→ Problem description
Filter the entries, keeping every line with the word "estratégico".

→ Stored entries
+===+
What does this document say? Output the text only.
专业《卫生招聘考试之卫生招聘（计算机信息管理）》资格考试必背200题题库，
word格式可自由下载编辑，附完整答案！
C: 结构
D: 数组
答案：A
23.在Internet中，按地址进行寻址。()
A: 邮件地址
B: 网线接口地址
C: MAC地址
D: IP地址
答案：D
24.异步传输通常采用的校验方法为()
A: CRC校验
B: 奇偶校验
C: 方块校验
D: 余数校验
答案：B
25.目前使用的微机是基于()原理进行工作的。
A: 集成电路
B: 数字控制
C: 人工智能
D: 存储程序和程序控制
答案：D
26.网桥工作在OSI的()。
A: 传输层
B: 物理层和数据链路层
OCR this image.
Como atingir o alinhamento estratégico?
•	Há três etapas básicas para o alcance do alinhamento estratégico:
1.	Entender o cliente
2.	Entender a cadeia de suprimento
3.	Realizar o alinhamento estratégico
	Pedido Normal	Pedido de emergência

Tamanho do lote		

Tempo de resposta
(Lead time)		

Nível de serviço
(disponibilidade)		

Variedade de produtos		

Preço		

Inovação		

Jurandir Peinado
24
+===+
→ Answer to this exercise
Como atingir o alinhamento estratégico?
•	Há três etapas básicas para o alcance do alinhamento estratégico:
3.	Realizar o alinhamento estratégico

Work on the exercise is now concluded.